Every line must be returned precisely as it is written.
━━━ Exercise input
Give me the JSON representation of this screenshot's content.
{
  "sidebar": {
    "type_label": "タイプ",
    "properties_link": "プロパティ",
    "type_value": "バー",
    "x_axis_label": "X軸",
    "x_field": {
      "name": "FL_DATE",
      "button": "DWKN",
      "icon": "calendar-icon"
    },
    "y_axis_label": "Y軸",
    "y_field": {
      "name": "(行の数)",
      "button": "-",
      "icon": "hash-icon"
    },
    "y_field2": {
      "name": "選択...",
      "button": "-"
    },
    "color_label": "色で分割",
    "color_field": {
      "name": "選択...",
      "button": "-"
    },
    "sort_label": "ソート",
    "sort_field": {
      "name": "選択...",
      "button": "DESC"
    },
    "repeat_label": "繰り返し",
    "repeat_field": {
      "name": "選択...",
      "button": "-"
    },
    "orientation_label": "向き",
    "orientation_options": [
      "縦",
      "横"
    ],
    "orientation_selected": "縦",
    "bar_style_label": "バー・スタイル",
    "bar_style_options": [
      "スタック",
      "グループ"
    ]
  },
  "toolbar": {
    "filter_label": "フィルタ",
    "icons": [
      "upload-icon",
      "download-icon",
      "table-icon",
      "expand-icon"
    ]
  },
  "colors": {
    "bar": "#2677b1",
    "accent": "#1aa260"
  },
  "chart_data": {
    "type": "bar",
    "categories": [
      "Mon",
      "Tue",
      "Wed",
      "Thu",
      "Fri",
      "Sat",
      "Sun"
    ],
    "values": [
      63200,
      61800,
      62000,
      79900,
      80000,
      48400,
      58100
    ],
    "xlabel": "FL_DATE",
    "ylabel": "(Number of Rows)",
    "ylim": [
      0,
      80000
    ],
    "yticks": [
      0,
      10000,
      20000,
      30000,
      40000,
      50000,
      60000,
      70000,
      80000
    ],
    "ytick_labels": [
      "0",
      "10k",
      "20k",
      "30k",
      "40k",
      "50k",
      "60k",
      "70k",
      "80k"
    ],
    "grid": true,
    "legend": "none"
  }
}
━━━━━━
* Solution to the problem
Give me the JSON representation of this screenshot's content.
{
  "sidebar": {
    "type_label": "タイプ",
    "properties_link": "プロパティ",
    "type_value": "バー",
    "x_axis_label": "X軸",
    "x_field": {
      "name": "FL_DATE",
      "button": "DWKN",
      "icon": "calendar-icon"
    },
    "y_axis_label": "Y軸",
    "y_field": {
      "name": "(行の数)",
      "button": "-",
      "icon": "hash-icon"
    },
    "y_field2": {
      "name": "選択...",
      "button": "-"
    },
    "color_label": "色で分割",
    "color_field": {
      "name": "選択...",
      "button": "-"
    },
    "sort_label": "ソート",
    "sort_field": {
      "name": "選択...",
      "button": "DESC"
    },
    "repeat_label": "繰り返し",
    "repeat_field": {
      "name": "選択...",
      "button": "-"
    },
    "orientation_label": "向き",
    "orientation_options": [
      "縦",
      "横"
    ],
    "orientation_selected": "縦",
    "bar_style_label": "バー・スタイル",
    "bar_style_options": [
      "スタック",
      "グループ"
    ]
  },
  "toolbar": {
    "filter_label": "フィルタ",
    "icons": [
      "upload-icon",
      "download-icon",
      "table-icon",
      "expand-icon"
    ]
  },
  "colors": {
    "bar": "#2677b1",
    "accent": "#1aa260"
  },
  "chart_data": {
    "type": "bar",
    "categories": [
      "Mon",
      "Tue",
      "Wed",
      "Thu",
      "Fri",
      "Sat",
      "Sun"
    ],
    "values": [
      63200,
      61800,
      62000,
      79900,
      80000,
      48400,
      58100
    ],
    "xlabel": "FL_DATE",
    "ylabel": "(Number of Rows)",
    "ylim": [
      0,
      80000
    ],
    "yticks": [
      0,
      10000,
      20000,
      30000,
      40000,
      50000,
      60000,
      70000,
      80000
    ],
    "ytick_labels": [
      "0",
      "10k",
      "20k",
      "30k",
      "40k",
      "50k",
      "60k",
      "70k",
      "80k"
    ],
    "grid": true,
    "legend": "none"
  }
}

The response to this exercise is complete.